▶ [OBJECTIVE] Give every entry again, word for word and in full.

[BEGIN GIVEN ENTRIES]

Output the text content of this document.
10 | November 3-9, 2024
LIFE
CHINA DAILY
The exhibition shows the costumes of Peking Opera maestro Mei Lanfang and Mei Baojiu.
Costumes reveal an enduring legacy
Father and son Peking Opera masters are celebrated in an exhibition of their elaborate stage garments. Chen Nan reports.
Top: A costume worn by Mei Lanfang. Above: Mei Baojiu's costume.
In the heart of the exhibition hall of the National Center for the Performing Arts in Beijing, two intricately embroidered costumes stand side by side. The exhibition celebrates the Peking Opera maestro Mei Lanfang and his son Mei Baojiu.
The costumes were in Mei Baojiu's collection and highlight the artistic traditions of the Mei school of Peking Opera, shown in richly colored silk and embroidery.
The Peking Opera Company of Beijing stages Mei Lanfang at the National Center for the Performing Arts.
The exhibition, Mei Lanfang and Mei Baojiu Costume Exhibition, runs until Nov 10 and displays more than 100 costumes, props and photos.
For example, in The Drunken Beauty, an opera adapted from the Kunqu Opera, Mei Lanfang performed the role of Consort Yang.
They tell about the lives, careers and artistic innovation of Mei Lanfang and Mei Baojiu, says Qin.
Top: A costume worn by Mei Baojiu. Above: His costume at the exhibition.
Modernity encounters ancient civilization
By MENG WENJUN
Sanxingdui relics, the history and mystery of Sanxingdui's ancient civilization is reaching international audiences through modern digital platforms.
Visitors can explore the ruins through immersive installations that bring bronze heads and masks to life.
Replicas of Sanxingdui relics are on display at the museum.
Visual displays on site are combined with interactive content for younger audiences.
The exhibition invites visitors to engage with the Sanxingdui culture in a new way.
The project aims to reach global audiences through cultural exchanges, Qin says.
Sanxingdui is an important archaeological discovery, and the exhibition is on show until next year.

[END GIVEN ENTRIES]

▶ [ANSWER]
Output the text content of this document.
10 | November 3-9, 2024
LIFE
CHINA DAILY
The exhibition shows the costumes of Peking Opera maestro Mei Lanfang and Mei Baojiu.
Costumes reveal an enduring legacy
Father and son Peking Opera masters are celebrated in an exhibition of their elaborate stage garments. Chen Nan reports.
Top: A costume worn by Mei Lanfang. Above: Mei Baojiu's costume.
In the heart of the exhibition hall of the National Center for the Performing Arts in Beijing, two intricately embroidered costumes stand side by side. The exhibition celebrates the Peking Opera maestro Mei Lanfang and his son Mei Baojiu.
The costumes were in Mei Baojiu's collection and highlight the artistic traditions of the Mei school of Peking Opera, shown in richly colored silk and embroidery.
The Peking Opera Company of Beijing stages Mei Lanfang at the National Center for the Performing Arts.
The exhibition, Mei Lanfang and Mei Baojiu Costume Exhibition, runs until Nov 10 and displays more than 100 costumes, props and photos.
For example, in The Drunken Beauty, an opera adapted from the Kunqu Opera, Mei Lanfang performed the role of Consort Yang.
They tell about the lives, careers and artistic innovation of Mei Lanfang and Mei Baojiu, says Qin.
Top: A costume worn by Mei Baojiu. Above: His costume at the exhibition.
Modernity encounters ancient civilization
By MENG WENJUN
Sanxingdui relics, the history and mystery of Sanxingdui's ancient civilization is reaching international audiences through modern digital platforms.
Visitors can explore the ruins through immersive installations that bring bronze heads and masks to life.
Replicas of Sanxingdui relics are on display at the museum.
Visual displays on site are combined with interactive content for younger audiences.
The exhibition invites visitors to engage with the Sanxingdui culture in a new way.
The project aims to reach global audiences through cultural exchanges, Qin says.
Sanxingdui is an important archaeological discovery, and the exhibition is on show until next year.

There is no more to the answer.